** RECORDS SUPPLIED **
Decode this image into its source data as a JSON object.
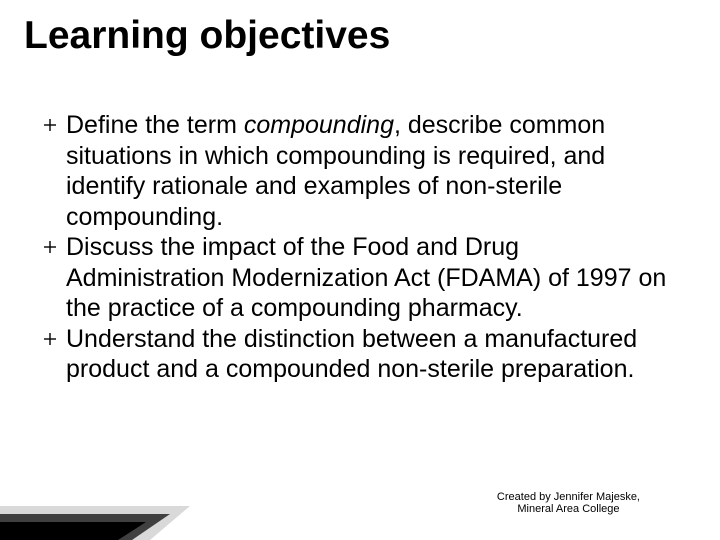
{
  "title": {
    "text": "Learning objectives",
    "fontsize": 39,
    "color": "#000000"
  },
  "body_fontsize": 25,
  "body_color": "#000000",
  "bullet_color": "#000000",
  "items": [
    {
      "segments": [
        {
          "text": "Define the term ",
          "italic": false
        },
        {
          "text": "compounding",
          "italic": true
        },
        {
          "text": ", describe common situations in which compounding is required, and identify rationale and examples of non-sterile compounding.",
          "italic": false
        }
      ]
    },
    {
      "segments": [
        {
          "text": "Discuss the impact of the Food and Drug Administration Modernization Act (FDAMA) of 1997 on the practice of a compounding pharmacy.",
          "italic": false
        }
      ]
    },
    {
      "segments": [
        {
          "text": "Understand the distinction between a manufactured product and a compounded non-sterile preparation.",
          "italic": false
        }
      ]
    }
  ],
  "footer": {
    "line1": "Created by Jennifer Majeske,",
    "line2": "Mineral Area College",
    "fontsize": 11,
    "color": "#000000"
  },
  "accent": {
    "shape1_fill": "#d9d9d9",
    "shape2_fill": "#404040",
    "shape3_fill": "#000000"
  }
}
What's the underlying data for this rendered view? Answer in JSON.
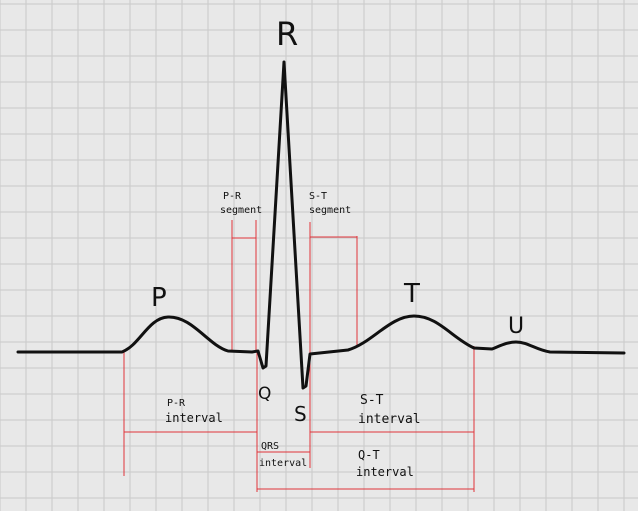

** WORK REQUIRED **
All of the records above must be copied exactly, except for the pictures.

** REPLY **
Decode this image into its source data as a JSON object.
{
  "title": {
    "text": "Learning objectives",
    "fontsize": 39,
    "color": "#000000"
  },
  "body_fontsize": 25,
  "body_color": "#000000",
  "bullet_color": "#000000",
  "items": [
    {
      "segments": [
        {
          "text": "Define the term ",
          "italic": false
        },
        {
          "text": "compounding",
          "italic": true
        },
        {
          "text": ", describe common situations in which compounding is required, and identify rationale and examples of non-sterile compounding.",
          "italic": false
        }
      ]
    },
    {
      "segments": [
        {
          "text": "Discuss the impact of the Food and Drug Administration Modernization Act (FDAMA) of 1997 on the practice of a compounding pharmacy.",
          "italic": false
        }
      ]
    },
    {
      "segments": [
        {
          "text": "Understand the distinction between a manufactured product and a compounded non-sterile preparation.",
          "italic": false
        }
      ]
    }
  ],
  "footer": {
    "line1": "Created by Jennifer Majeske,",
    "line2": "Mineral Area College",
    "fontsize": 11,
    "color": "#000000"
  },
  "accent": {
    "shape1_fill": "#d9d9d9",
    "shape2_fill": "#404040",
    "shape3_fill": "#000000"
  }
}
What's the underlying data for this rendered view? Answer in JSON.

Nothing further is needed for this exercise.